Copy out all lines of the records in which the word "color" appears.
%%
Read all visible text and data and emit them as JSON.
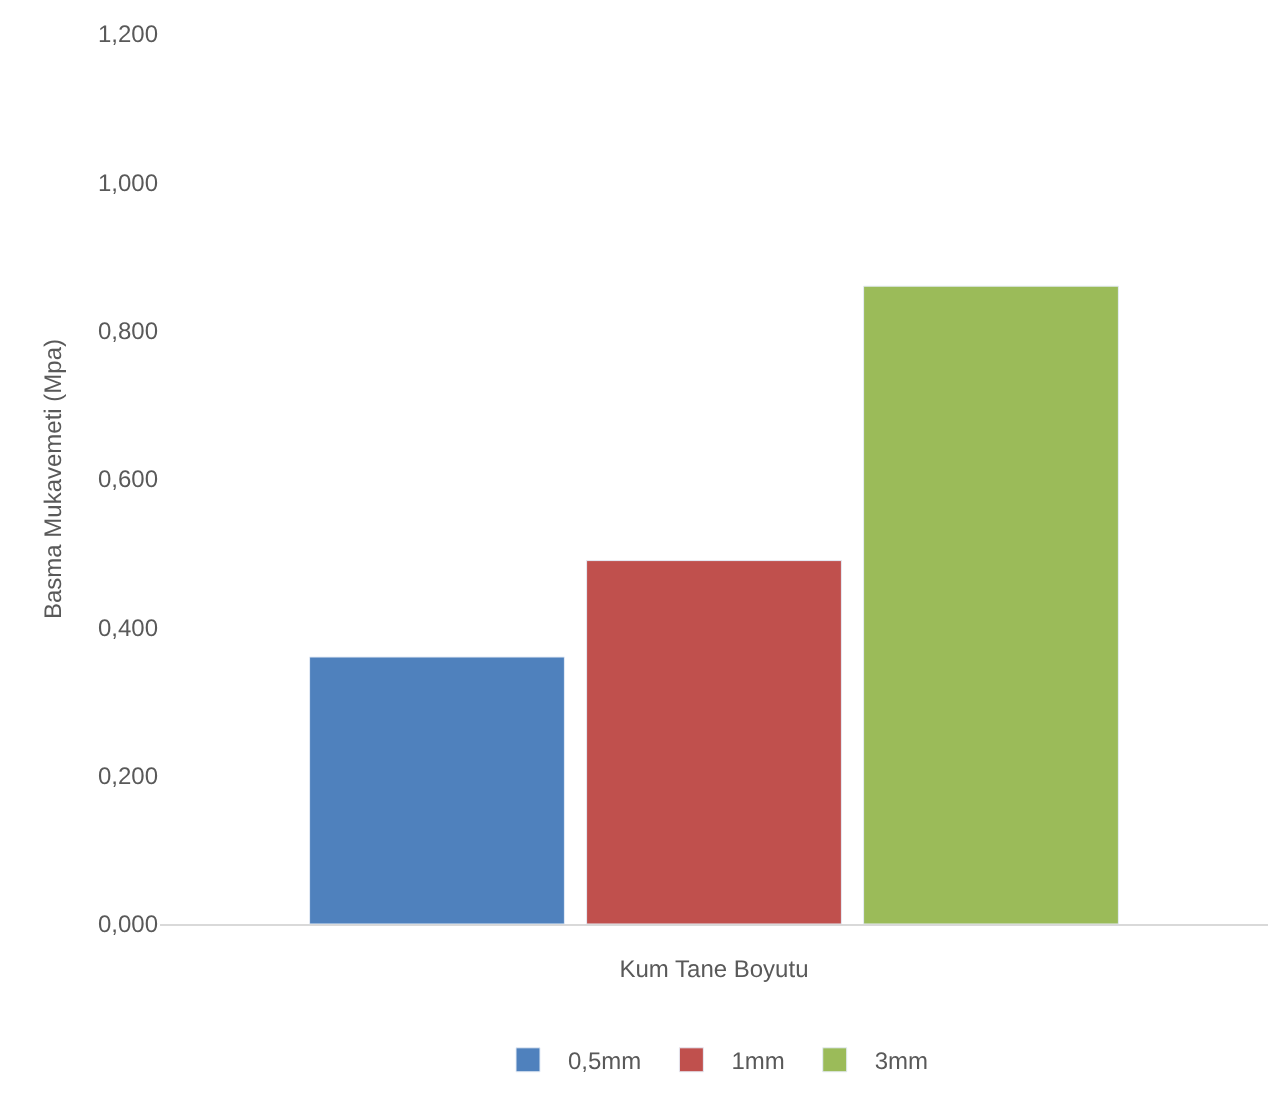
{
  "chart_data": {
    "type": "bar",
    "xlabel": "Kum Tane Boyutu",
    "ylabel": "Basma Mukavemeti (Mpa)",
    "categories": [
      null
    ],
    "series": [
      {
        "name": "0,5mm",
        "color": "#4f81bd",
        "values": [
          0.36
        ]
      },
      {
        "name": "1mm",
        "color": "#c0504d",
        "values": [
          0.49
        ]
      },
      {
        "name": "3mm",
        "color": "#9bbb59",
        "values": [
          0.86
        ]
      }
    ],
    "ylim": [
      0,
      1.2
    ],
    "yticks": [
      {
        "value": 0,
        "label": "0,000"
      },
      {
        "value": 0.2,
        "label": "0,200"
      },
      {
        "value": 0.4,
        "label": "0,400"
      },
      {
        "value": 0.6,
        "label": "0,600"
      },
      {
        "value": 0.8,
        "label": "0,800"
      },
      {
        "value": 1.0,
        "label": "1,000"
      },
      {
        "value": 1.2,
        "label": "1,200"
      }
    ],
    "legend": "bottom"
  }
}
%%
◆ **WRITTEN ANSWER**:
        "color": "#4f81bd",
        "color": "#c0504d",
        "color": "#9bbb59",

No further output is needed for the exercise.